§ Task objective
Transcribe every entry word for word, leaving out all images.

(Data records)

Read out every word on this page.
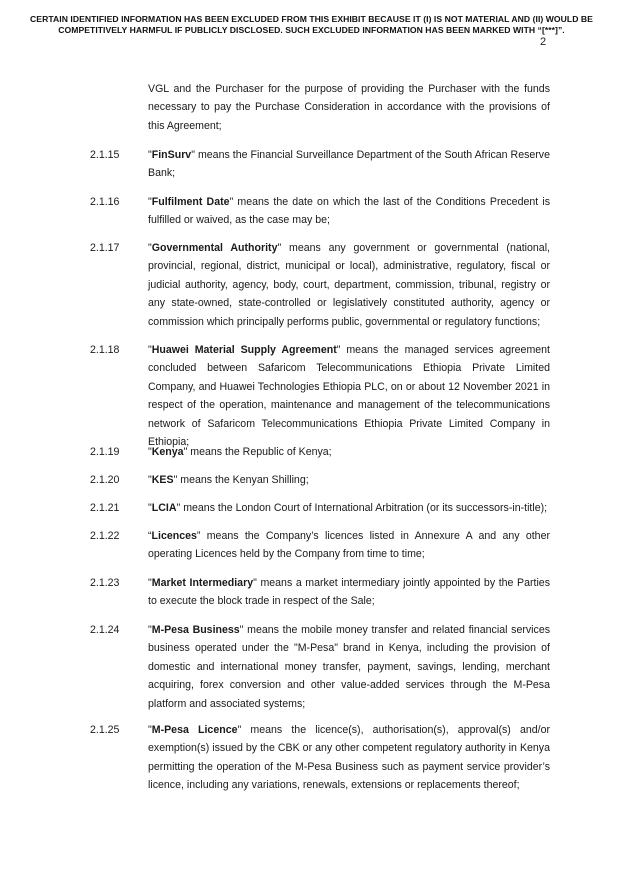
CERTAIN IDENTIFIED INFORMATION HAS BEEN EXCLUDED FROM THIS EXHIBIT BECAUSE IT (I) IS NOT MATERIAL AND (II) WOULD BE COMPETITIVELY HARMFUL IF PUBLICLY DISCLOSED. SUCH EXCLUDED INFORMATION HAS BEEN MARKED WITH “[***]”.
2
VGL and the Purchaser for the purpose of providing the Purchaser with the funds necessary to pay the Purchase Consideration in accordance with the provisions of this Agreement;
2.1.15	"FinSurv" means the Financial Surveillance Department of the South African Reserve Bank;
2.1.16	"Fulfilment Date" means the date on which the last of the Conditions Precedent is fulfilled or waived, as the case may be;
2.1.17	"Governmental Authority" means any government or governmental (national, provincial, regional, district, municipal or local), administrative, regulatory, fiscal or judicial authority, agency, body, court, department, commission, tribunal, registry or any state-owned, state-controlled or legislatively constituted authority, agency or commission which principally performs public, governmental or regulatory functions;
2.1.18	"Huawei Material Supply Agreement" means the managed services agreement concluded between Safaricom Telecommunications Ethiopia Private Limited Company, and Huawei Technologies Ethiopia PLC, on or about 12 November 2021 in respect of the operation, maintenance and management of the telecommunications network of Safaricom Telecommunications Ethiopia Private Limited Company in Ethiopia;
2.1.19	"Kenya" means the Republic of Kenya;
2.1.20	"KES" means the Kenyan Shilling;
2.1.21	"LCIA" means the London Court of International Arbitration (or its successors-in-title);
2.1.22	“Licences” means the Company’s licences listed in Annexure A and any other operating Licences held by the Company from time to time;
2.1.23	"Market Intermediary" means a market intermediary jointly appointed by the Parties to execute the block trade in respect of the Sale;
2.1.24	"M-Pesa Business" means the mobile money transfer and related financial services business operated under the "M-Pesa" brand in Kenya, including the provision of domestic and international money transfer, payment, savings, lending, merchant acquiring, forex conversion and other value-added services through the M-Pesa platform and associated systems;
2.1.25	"M-Pesa Licence" means the licence(s), authorisation(s), approval(s) and/or exemption(s) issued by the CBK or any other competent regulatory authority in Kenya permitting the operation of the M-Pesa Business such as payment service provider’s licence, including any variations, renewals, extensions or replacements thereof;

§ Solution to the exercise
Read out every word on this page.
CERTAIN IDENTIFIED INFORMATION HAS BEEN EXCLUDED FROM THIS EXHIBIT BECAUSE IT (I) IS NOT MATERIAL AND (II) WOULD BE COMPETITIVELY HARMFUL IF PUBLICLY DISCLOSED. SUCH EXCLUDED INFORMATION HAS BEEN MARKED WITH “[***]”.
2
VGL and the Purchaser for the purpose of providing the Purchaser with the funds necessary to pay the Purchase Consideration in accordance with the provisions of this Agreement;
2.1.15	"FinSurv" means the Financial Surveillance Department of the South African Reserve Bank;
2.1.16	"Fulfilment Date" means the date on which the last of the Conditions Precedent is fulfilled or waived, as the case may be;
2.1.17	"Governmental Authority" means any government or governmental (national, provincial, regional, district, municipal or local), administrative, regulatory, fiscal or judicial authority, agency, body, court, department, commission, tribunal, registry or any state-owned, state-controlled or legislatively constituted authority, agency or commission which principally performs public, governmental or regulatory functions;
2.1.18	"Huawei Material Supply Agreement" means the managed services agreement concluded between Safaricom Telecommunications Ethiopia Private Limited Company, and Huawei Technologies Ethiopia PLC, on or about 12 November 2021 in respect of the operation, maintenance and management of the telecommunications network of Safaricom Telecommunications Ethiopia Private Limited Company in Ethiopia;
2.1.19	"Kenya" means the Republic of Kenya;
2.1.20	"KES" means the Kenyan Shilling;
2.1.21	"LCIA" means the London Court of International Arbitration (or its successors-in-title);
2.1.22	“Licences” means the Company’s licences listed in Annexure A and any other operating Licences held by the Company from time to time;
2.1.23	"Market Intermediary" means a market intermediary jointly appointed by the Parties to execute the block trade in respect of the Sale;
2.1.24	"M-Pesa Business" means the mobile money transfer and related financial services business operated under the "M-Pesa" brand in Kenya, including the provision of domestic and international money transfer, payment, savings, lending, merchant acquiring, forex conversion and other value-added services through the M-Pesa platform and associated systems;
2.1.25	"M-Pesa Licence" means the licence(s), authorisation(s), approval(s) and/or exemption(s) issued by the CBK or any other competent regulatory authority in Kenya permitting the operation of the M-Pesa Business such as payment service provider’s licence, including any variations, renewals, extensions or replacements thereof;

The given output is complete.